--- Stored items ---

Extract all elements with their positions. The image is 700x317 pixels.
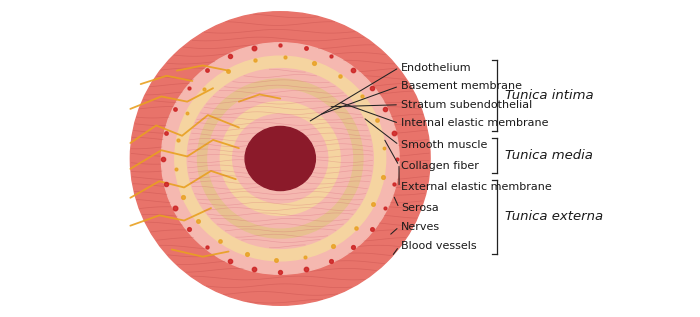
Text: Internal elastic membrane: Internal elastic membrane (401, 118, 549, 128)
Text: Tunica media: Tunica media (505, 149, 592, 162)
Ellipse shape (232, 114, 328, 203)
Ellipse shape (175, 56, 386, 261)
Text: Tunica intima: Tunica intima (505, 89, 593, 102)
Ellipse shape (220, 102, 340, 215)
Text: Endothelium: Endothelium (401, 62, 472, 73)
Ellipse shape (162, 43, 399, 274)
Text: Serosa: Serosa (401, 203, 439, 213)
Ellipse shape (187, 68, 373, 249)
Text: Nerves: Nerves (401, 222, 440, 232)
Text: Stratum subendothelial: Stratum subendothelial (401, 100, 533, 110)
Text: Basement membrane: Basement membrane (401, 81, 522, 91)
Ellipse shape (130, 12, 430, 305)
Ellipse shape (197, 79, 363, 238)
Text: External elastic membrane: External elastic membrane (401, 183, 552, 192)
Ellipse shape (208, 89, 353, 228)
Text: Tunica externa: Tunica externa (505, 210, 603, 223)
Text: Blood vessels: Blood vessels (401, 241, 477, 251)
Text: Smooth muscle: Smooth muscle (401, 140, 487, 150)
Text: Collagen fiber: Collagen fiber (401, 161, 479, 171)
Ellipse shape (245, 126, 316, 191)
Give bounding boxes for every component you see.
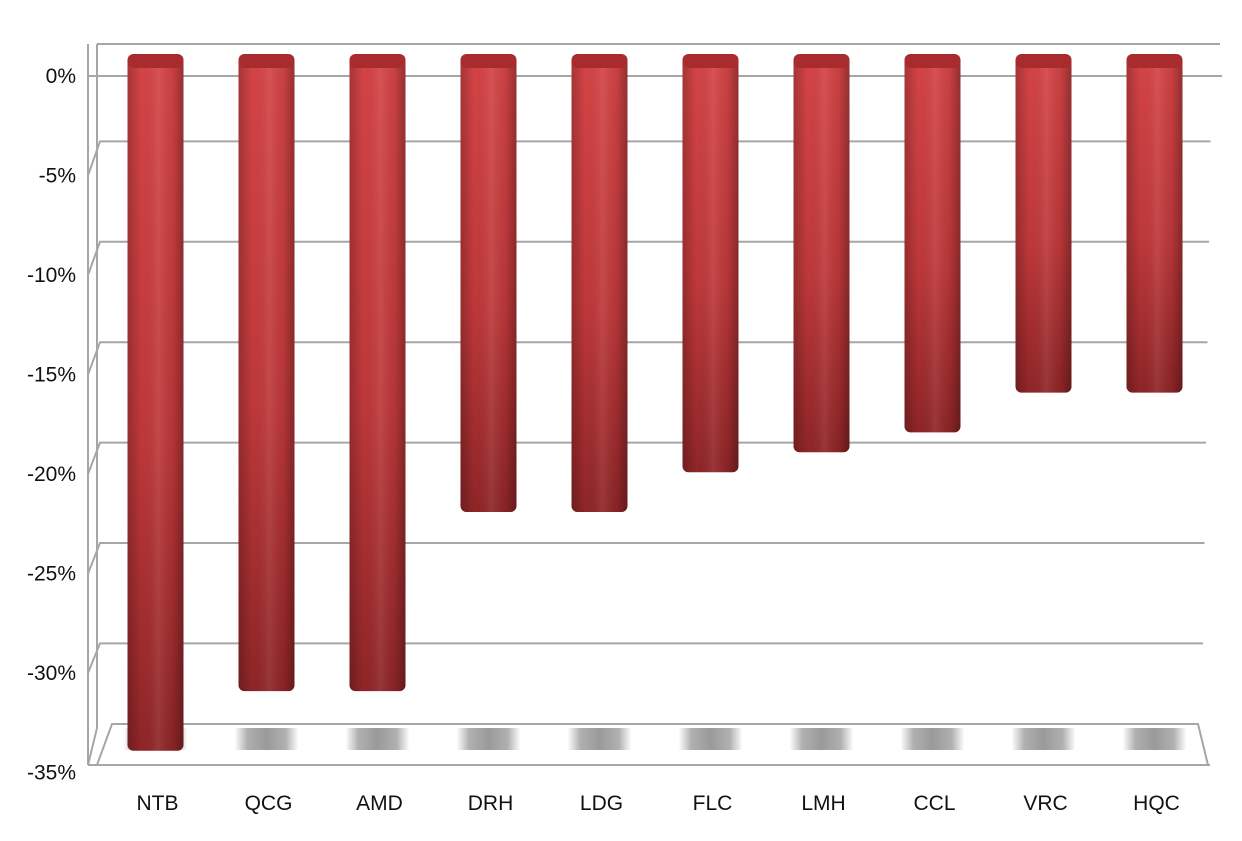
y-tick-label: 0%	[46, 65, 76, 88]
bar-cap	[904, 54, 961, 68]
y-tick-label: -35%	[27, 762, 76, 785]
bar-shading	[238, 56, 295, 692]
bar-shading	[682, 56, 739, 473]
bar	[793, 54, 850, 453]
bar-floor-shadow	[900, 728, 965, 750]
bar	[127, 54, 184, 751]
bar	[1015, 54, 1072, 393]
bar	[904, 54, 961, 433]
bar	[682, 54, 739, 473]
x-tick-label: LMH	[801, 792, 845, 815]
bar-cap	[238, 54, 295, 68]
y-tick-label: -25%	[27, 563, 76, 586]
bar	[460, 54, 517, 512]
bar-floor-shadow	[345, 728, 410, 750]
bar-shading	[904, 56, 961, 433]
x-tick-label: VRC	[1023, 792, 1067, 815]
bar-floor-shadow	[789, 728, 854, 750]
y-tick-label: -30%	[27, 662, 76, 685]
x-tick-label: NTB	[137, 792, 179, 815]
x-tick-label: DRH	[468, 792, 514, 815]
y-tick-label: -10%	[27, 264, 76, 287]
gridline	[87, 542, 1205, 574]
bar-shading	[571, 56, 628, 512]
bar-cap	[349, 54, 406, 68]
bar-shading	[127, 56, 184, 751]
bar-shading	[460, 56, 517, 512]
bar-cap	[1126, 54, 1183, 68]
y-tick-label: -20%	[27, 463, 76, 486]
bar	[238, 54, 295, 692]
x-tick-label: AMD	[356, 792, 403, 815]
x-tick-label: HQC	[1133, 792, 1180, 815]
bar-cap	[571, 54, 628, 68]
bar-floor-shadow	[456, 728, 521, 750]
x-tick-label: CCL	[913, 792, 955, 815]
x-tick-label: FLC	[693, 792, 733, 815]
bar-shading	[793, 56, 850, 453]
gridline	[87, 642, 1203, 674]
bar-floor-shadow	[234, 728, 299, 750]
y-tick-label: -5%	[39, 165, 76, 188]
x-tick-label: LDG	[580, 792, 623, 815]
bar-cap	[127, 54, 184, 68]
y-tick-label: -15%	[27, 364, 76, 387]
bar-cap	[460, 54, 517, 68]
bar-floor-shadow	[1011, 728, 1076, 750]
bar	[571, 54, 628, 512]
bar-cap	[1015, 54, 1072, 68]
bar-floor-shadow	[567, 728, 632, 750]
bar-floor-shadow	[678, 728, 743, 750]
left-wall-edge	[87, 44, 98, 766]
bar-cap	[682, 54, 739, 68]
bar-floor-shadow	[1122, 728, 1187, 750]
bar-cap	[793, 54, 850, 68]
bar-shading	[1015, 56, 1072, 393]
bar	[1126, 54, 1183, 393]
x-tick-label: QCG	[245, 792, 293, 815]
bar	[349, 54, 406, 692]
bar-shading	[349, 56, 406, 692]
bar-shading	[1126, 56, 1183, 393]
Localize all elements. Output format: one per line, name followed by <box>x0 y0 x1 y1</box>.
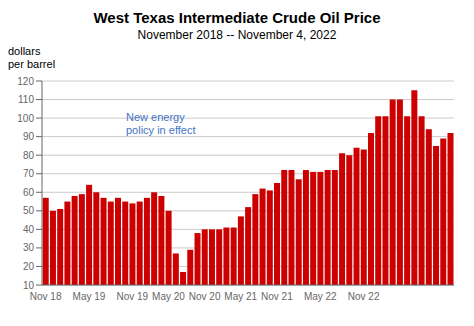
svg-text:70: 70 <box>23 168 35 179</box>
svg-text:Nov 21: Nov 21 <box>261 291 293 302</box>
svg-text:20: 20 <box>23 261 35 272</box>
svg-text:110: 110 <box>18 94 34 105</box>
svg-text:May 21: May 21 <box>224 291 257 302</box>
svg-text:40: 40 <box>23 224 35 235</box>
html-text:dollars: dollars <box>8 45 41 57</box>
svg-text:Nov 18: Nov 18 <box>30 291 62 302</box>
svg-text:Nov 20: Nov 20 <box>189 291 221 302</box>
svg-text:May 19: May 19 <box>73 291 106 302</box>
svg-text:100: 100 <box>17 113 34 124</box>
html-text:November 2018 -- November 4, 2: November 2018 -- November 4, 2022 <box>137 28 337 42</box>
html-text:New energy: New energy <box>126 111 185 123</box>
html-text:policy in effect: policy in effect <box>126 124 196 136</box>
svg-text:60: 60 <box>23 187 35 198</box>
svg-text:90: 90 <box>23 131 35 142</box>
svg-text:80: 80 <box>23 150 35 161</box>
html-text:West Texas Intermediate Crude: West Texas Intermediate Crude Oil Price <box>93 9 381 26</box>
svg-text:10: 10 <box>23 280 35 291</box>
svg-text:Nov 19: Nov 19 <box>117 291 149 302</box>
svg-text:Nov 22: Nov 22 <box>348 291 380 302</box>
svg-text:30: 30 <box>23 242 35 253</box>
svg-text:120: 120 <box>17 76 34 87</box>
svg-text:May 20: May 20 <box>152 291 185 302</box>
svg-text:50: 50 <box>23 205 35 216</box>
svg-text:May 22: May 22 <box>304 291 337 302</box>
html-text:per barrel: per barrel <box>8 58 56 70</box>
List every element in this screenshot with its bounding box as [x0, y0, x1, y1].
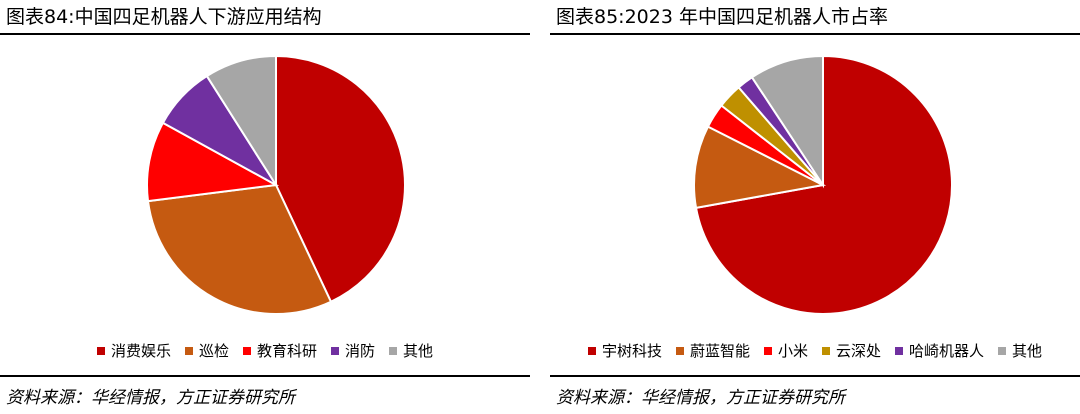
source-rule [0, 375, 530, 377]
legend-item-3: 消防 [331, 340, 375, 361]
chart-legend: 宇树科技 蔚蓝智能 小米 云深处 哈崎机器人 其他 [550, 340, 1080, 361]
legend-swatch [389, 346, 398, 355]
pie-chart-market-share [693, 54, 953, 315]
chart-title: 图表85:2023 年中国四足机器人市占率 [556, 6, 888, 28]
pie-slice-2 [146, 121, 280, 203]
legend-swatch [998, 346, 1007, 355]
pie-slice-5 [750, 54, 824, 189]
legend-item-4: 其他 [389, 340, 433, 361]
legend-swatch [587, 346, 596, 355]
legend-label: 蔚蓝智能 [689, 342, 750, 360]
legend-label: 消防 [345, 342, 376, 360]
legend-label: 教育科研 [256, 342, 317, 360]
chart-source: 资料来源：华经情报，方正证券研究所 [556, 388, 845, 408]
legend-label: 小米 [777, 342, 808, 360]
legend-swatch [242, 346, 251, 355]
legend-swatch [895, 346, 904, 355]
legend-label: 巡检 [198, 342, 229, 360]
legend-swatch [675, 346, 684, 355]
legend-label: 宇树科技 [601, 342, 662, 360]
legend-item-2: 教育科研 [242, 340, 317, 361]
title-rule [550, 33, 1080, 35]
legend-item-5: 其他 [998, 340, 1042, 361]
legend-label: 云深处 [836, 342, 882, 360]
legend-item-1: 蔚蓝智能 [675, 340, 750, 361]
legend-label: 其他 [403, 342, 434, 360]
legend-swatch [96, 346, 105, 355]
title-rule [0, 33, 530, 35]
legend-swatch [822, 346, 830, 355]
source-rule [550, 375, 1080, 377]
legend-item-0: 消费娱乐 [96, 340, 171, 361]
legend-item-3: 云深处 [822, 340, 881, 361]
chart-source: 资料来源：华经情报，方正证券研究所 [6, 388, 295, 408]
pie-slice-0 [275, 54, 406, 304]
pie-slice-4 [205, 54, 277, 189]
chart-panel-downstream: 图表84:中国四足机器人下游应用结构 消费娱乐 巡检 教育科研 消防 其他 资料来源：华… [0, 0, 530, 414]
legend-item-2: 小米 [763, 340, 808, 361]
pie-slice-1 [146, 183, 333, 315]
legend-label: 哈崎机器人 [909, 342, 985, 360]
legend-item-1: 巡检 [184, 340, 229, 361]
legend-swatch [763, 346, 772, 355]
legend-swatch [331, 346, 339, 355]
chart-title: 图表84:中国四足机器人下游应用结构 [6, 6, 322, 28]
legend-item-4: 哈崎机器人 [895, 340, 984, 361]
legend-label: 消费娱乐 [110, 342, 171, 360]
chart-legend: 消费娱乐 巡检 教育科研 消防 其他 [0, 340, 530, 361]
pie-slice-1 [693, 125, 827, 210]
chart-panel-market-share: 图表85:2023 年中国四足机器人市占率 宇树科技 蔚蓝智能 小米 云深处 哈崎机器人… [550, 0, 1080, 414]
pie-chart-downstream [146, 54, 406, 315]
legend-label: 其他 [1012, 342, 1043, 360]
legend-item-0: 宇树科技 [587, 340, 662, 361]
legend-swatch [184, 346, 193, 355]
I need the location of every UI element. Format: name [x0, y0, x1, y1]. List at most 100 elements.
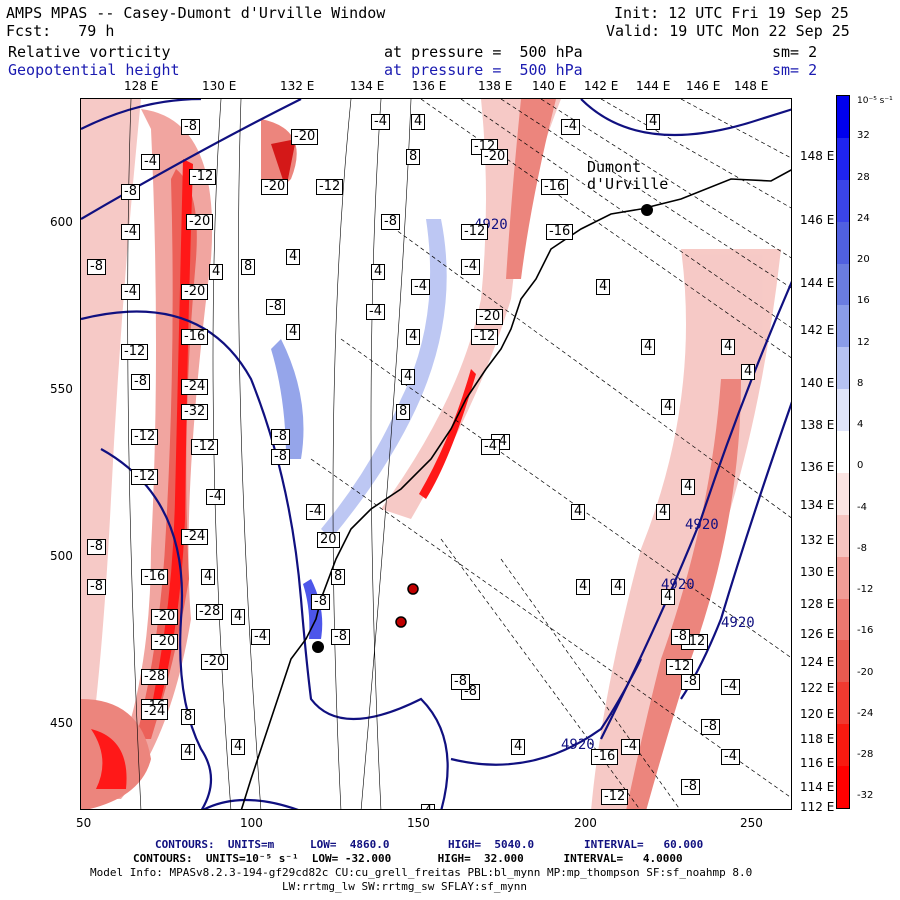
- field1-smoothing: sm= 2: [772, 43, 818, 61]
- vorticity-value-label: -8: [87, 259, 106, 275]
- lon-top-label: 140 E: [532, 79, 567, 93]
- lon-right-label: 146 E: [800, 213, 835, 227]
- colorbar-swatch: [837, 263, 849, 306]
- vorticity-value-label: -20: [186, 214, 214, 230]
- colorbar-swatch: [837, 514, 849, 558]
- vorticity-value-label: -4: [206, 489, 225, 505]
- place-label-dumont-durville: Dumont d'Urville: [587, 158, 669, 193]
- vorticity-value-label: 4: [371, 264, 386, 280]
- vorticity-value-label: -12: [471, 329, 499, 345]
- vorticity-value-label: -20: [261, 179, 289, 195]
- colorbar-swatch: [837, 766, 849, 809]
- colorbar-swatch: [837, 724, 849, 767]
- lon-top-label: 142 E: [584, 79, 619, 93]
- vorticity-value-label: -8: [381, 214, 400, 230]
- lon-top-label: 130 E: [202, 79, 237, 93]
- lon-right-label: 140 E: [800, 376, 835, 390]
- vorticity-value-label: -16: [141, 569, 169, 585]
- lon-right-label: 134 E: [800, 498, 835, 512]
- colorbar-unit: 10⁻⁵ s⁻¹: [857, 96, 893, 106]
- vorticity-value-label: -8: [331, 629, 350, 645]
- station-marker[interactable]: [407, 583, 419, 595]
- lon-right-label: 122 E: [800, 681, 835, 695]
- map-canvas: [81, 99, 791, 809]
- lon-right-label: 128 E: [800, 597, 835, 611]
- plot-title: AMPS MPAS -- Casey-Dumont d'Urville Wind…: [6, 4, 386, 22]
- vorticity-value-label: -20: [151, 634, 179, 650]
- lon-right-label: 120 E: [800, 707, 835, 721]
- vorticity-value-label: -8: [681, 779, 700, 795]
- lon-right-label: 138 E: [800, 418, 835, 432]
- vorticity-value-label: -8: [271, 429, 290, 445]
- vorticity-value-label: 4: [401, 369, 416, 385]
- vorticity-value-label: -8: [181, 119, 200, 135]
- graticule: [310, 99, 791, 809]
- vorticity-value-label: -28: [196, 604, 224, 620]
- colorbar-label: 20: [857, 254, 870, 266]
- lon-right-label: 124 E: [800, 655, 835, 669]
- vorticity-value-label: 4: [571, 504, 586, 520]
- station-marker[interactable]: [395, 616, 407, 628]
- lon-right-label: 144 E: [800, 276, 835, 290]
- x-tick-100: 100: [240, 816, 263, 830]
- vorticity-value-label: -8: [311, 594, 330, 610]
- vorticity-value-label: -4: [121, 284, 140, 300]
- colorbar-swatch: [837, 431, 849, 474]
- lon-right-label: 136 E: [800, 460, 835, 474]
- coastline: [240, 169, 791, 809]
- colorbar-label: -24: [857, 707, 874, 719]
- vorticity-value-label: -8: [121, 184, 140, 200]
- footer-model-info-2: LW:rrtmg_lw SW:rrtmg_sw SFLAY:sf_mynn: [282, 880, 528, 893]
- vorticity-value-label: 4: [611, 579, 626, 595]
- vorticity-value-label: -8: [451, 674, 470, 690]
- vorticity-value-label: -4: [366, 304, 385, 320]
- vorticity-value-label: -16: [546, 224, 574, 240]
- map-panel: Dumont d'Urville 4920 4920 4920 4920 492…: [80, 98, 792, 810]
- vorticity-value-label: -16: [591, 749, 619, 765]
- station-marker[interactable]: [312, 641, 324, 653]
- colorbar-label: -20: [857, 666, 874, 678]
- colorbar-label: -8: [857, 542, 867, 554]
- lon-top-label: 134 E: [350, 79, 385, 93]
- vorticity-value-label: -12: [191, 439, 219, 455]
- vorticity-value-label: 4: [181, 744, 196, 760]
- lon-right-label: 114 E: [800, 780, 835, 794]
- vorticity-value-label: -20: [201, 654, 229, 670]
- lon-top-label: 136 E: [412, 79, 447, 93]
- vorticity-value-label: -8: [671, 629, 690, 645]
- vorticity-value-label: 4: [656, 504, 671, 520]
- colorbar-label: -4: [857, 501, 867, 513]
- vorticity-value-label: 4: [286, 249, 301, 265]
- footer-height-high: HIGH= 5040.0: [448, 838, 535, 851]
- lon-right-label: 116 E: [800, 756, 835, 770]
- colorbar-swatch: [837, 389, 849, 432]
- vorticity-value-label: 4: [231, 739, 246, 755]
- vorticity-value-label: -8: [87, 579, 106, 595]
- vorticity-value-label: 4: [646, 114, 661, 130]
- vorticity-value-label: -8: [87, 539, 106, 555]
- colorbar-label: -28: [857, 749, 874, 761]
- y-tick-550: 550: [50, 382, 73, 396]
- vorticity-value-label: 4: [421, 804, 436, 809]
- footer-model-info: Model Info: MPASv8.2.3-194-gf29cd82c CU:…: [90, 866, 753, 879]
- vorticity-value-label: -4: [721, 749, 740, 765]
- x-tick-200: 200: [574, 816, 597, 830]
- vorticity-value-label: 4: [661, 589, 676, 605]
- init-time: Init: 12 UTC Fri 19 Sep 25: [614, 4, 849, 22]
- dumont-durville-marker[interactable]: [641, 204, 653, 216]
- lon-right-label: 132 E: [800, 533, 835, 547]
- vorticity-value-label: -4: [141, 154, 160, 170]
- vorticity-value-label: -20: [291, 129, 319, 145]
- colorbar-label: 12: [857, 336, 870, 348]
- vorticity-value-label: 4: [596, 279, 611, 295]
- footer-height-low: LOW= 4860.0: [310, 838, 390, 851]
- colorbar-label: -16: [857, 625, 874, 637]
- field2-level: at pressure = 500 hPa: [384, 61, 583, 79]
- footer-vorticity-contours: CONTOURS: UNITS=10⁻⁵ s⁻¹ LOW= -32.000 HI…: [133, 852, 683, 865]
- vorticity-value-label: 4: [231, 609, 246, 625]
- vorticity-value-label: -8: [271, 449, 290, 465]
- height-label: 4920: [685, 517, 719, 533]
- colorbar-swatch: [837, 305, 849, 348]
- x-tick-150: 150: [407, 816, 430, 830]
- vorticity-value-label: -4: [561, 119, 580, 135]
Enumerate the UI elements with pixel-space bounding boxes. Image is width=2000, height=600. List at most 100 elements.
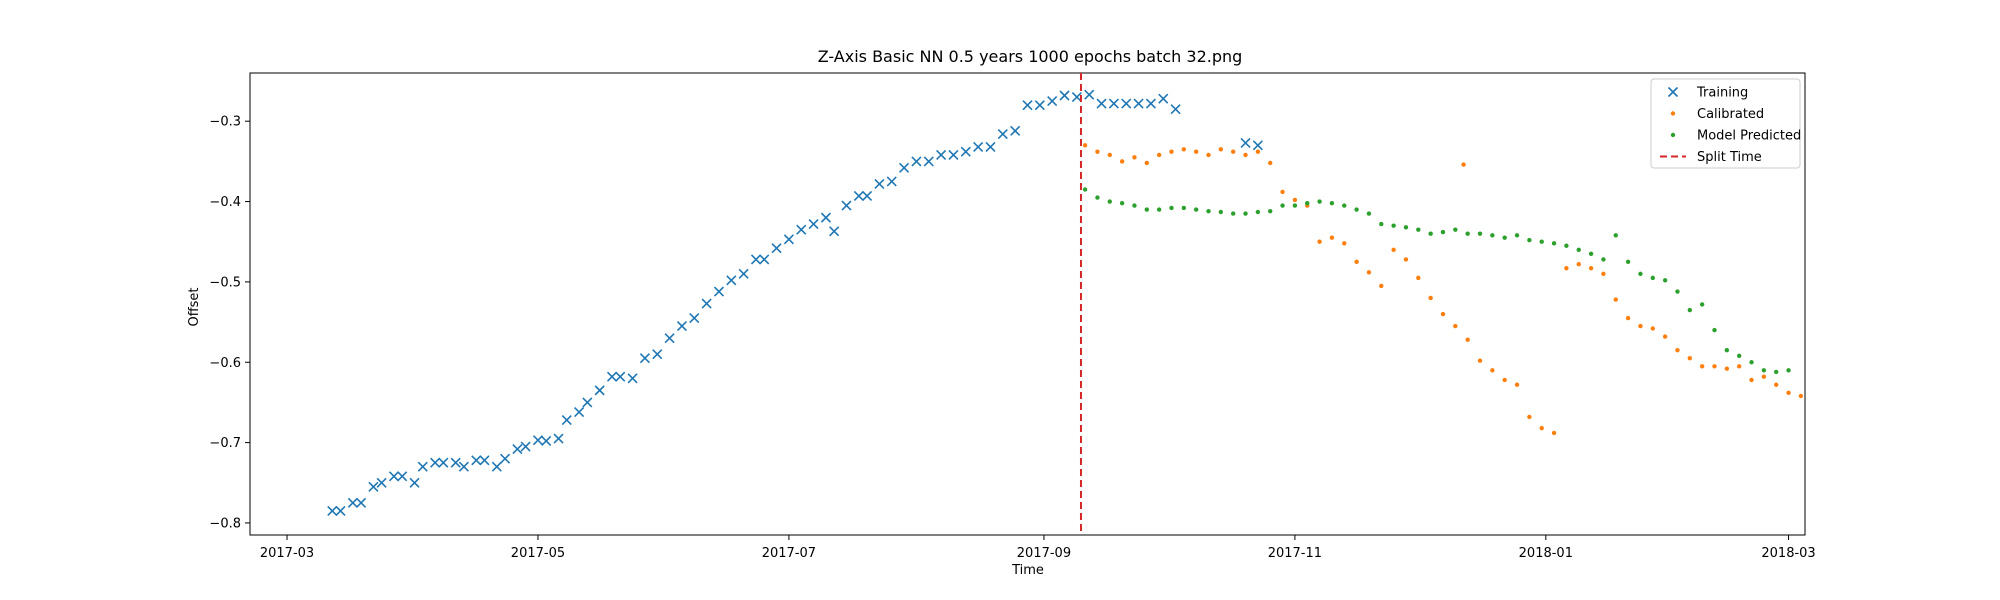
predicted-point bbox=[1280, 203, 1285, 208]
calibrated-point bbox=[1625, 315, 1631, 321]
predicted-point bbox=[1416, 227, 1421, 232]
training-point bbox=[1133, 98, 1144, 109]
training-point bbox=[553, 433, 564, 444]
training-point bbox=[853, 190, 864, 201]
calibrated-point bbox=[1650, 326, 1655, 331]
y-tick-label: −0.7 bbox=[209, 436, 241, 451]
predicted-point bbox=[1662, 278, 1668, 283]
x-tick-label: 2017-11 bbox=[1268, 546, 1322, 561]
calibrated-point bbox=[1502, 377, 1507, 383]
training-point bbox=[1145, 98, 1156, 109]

--- What the task requires ---
Please set down, character for character, the lines from the one containing "- field1-smoothing: sm= 2: [772, 43, 818, 61]" up to and including the one containing "- colorbar-label: 20: [857, 254, 870, 266]".

--- Task output ---
- field1-smoothing: sm= 2: [772, 43, 818, 61]
- vorticity-value-label: -8: [87, 259, 106, 275]
- lon-top-label: 140 E: [532, 79, 567, 93]
- lon-right-label: 146 E: [800, 213, 835, 227]
- colorbar-swatch: [837, 263, 849, 306]
- vorticity-value-label: -20: [186, 214, 214, 230]
- colorbar-swatch: [837, 514, 849, 558]
- vorticity-value-label: -4: [206, 489, 225, 505]
- place-label-dumont-durville: Dumont d'Urville: [587, 158, 669, 193]
- vorticity-value-label: 4: [371, 264, 386, 280]
- vorticity-value-label: -12: [471, 329, 499, 345]
- vorticity-value-label: -20: [261, 179, 289, 195]
- colorbar-swatch: [837, 766, 849, 809]
- colorbar-swatch: [837, 724, 849, 767]
- lon-top-label: 142 E: [584, 79, 619, 93]
- vorticity-value-label: -8: [381, 214, 400, 230]
- lon-top-label: 130 E: [202, 79, 237, 93]
- lon-right-label: 140 E: [800, 376, 835, 390]
- vorticity-value-label: -16: [141, 569, 169, 585]
- lon-right-label: 134 E: [800, 498, 835, 512]
- colorbar-unit: 10⁻⁵ s⁻¹: [857, 96, 893, 106]
- vorticity-value-label: -8: [331, 629, 350, 645]
- station-marker[interactable]: [407, 583, 419, 595]
- lon-right-label: 122 E: [800, 681, 835, 695]
- map-canvas: [81, 99, 791, 809]
- lon-right-label: 128 E: [800, 597, 835, 611]
- plot-title: AMPS MPAS -- Casey-Dumont d'Urville Wind…: [6, 4, 386, 22]
- vorticity-value-label: -20: [151, 634, 179, 650]
- lon-right-label: 120 E: [800, 707, 835, 721]
- vorticity-value-label: -8: [681, 779, 700, 795]
- lon-right-label: 138 E: [800, 418, 835, 432]
- vorticity-value-label: -8: [271, 429, 290, 445]
- vorticity-value-label: 4: [401, 369, 416, 385]
- vorticity-value-label: -8: [181, 119, 200, 135]
- graticule: [310, 99, 791, 809]
- vorticity-value-label: -28: [196, 604, 224, 620]
- colorbar-label: 20: [857, 254, 870, 266]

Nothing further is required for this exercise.